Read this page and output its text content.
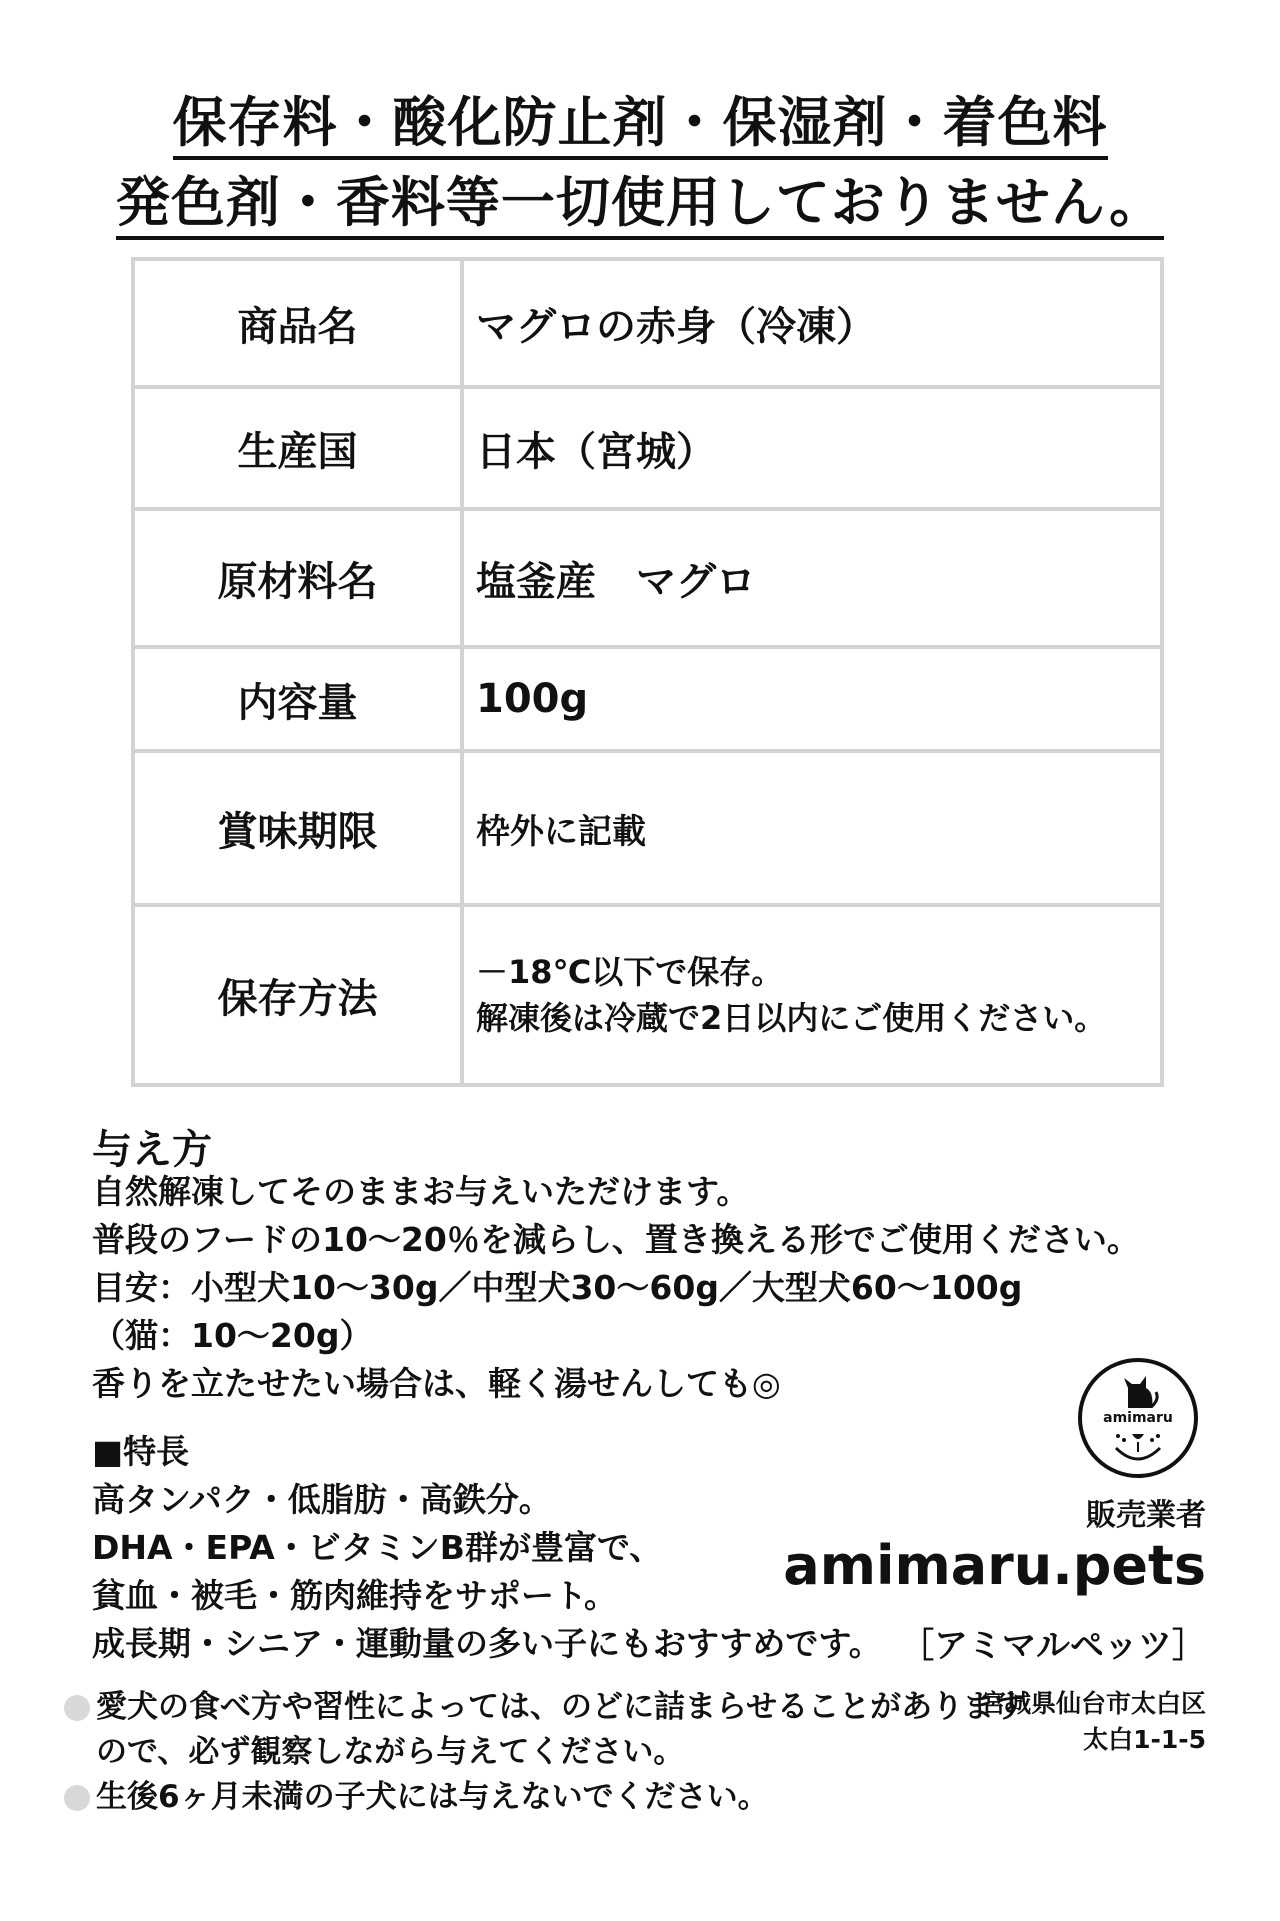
保存料・酸化防止剤・保湿剤・着色料
発色剤・香料等一切使用しておりません。
商品名	マグロの赤身（冷凍）

生産国	日本（宮城）

原材料名	塩釜産　マグロ

内容量	100g

賞味期限	枠外に記載

保存方法	－18℃以下で保存。
解凍後は冷蔵で2日以内にご使用ください。
与え方
自然解凍してそのままお与えいただけます。
普段のフードの10～20％を減らし、置き換える形でご使用ください。
目安：小型犬10～30g／中型犬30～60g／大型犬60～100g
（猫：10～20g）
香りを立たせたい場合は、軽く湯せんしても◎
■特長
高タンパク・低脂肪・高鉄分。
DHA・EPA・ビタミンB群が豊富で、
貧血・被毛・筋肉維持をサポート。
成長期・シニア・運動量の多い子にもおすすめです。
愛犬の食べ方や習性によっては、のどに詰まらせることがあります
ので、必ず観察しながら与えてください。
生後6ヶ月未満の子犬には与えないでください。
amimaru
販売業者
amimaru.pets
［アミマルペッツ］
宮城県仙台市太白区
太白1-1-5
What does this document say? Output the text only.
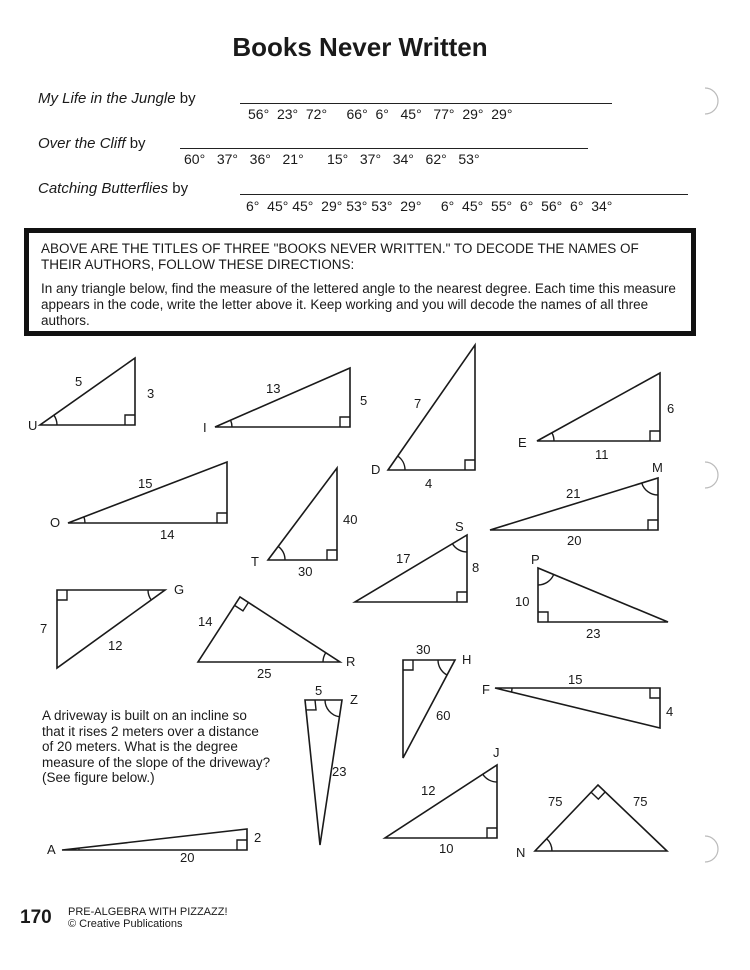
Books Never Written
My Life in the Jungle by
56°  23°  72°     66°  6°   45°   77°  29°  29°
Over the Cliff by
60°   37°   36°   21°      15°   37°   34°   62°   53°
Catching Butterflies by
6°  45° 45°  29° 53° 53°  29°     6°  45°  55°  6°  56°  6°  34°
ABOVE ARE THE TITLES OF THREE "BOOKS NEVER WRITTEN." TO DECODE THE NAMES OF THEIR AUTHORS, FOLLOW THESE DIRECTIONS:
In any triangle below, find the measure of the lettered angle to the nearest degree. Each time this measure appears in the code, write the letter above it. Keep working and you will decode the names of all three authors.
U
5
3
I
13
5
D
7
4
E
6
11
O
15
14
T
40
30
M
21
20
S
17
8
G
7
12
P
10
23
R
14
25
H
30
60
F
15
4
Z
5
23
J
12
10	N
75	75
A
2
20
A driveway is built on an incline so that it rises 2 meters over a distance of 20 meters. What is the degree measure of the slope of the driveway? (See figure below.)
170 PRE-ALGEBRA WITH PIZZAZZ!
© Creative Publications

+ + + + + + +

- Required work -
Write out the full set of lines verbatim, without the pictures.

- Answer to the task -
Read this page and output its text content.
保存料・酸化防止剤・保湿剤・着色料
発色剤・香料等一切使用しておりません。
商品名	マグロの赤身（冷凍）

生産国	日本（宮城）

原材料名	塩釜産　マグロ

内容量	100g

賞味期限	枠外に記載

保存方法	－18℃以下で保存。
解凍後は冷蔵で2日以内にご使用ください。
与え方
自然解凍してそのままお与えいただけます。
普段のフードの10～20％を減らし、置き換える形でご使用ください。
目安：小型犬10～30g／中型犬30～60g／大型犬60～100g
（猫：10～20g）
香りを立たせたい場合は、軽く湯せんしても◎
■特長
高タンパク・低脂肪・高鉄分。
DHA・EPA・ビタミンB群が豊富で、
貧血・被毛・筋肉維持をサポート。
成長期・シニア・運動量の多い子にもおすすめです。
愛犬の食べ方や習性によっては、のどに詰まらせることがあります
ので、必ず観察しながら与えてください。
生後6ヶ月未満の子犬には与えないでください。
amimaru
販売業者
amimaru.pets
［アミマルペッツ］
宮城県仙台市太白区
太白1-1-5
What does this document say? Output the text only.
Books Never Written
My Life in the Jungle by
56°  23°  72°     66°  6°   45°   77°  29°  29°
Over the Cliff by
60°   37°   36°   21°      15°   37°   34°   62°   53°
Catching Butterflies by
6°  45° 45°  29° 53° 53°  29°     6°  45°  55°  6°  56°  6°  34°
ABOVE ARE THE TITLES OF THREE "BOOKS NEVER WRITTEN." TO DECODE THE NAMES OF THEIR AUTHORS, FOLLOW THESE DIRECTIONS:
In any triangle below, find the measure of the lettered angle to the nearest degree. Each time this measure appears in the code, write the letter above it. Keep working and you will decode the names of all three authors.
U
5
3
I
13
5
D
7
4
E
6
11
O
15
14
T
40
30
M
21
20
S
17
8
G
7
12
P
10
23
R
14
25
H
30
60
F
15
4
Z
5
23
J
12
10	N
75	75
A
2
20
A driveway is built on an incline so that it rises 2 meters over a distance of 20 meters. What is the degree measure of the slope of the driveway? (See figure below.)
170 PRE-ALGEBRA WITH PIZZAZZ!
© Creative Publications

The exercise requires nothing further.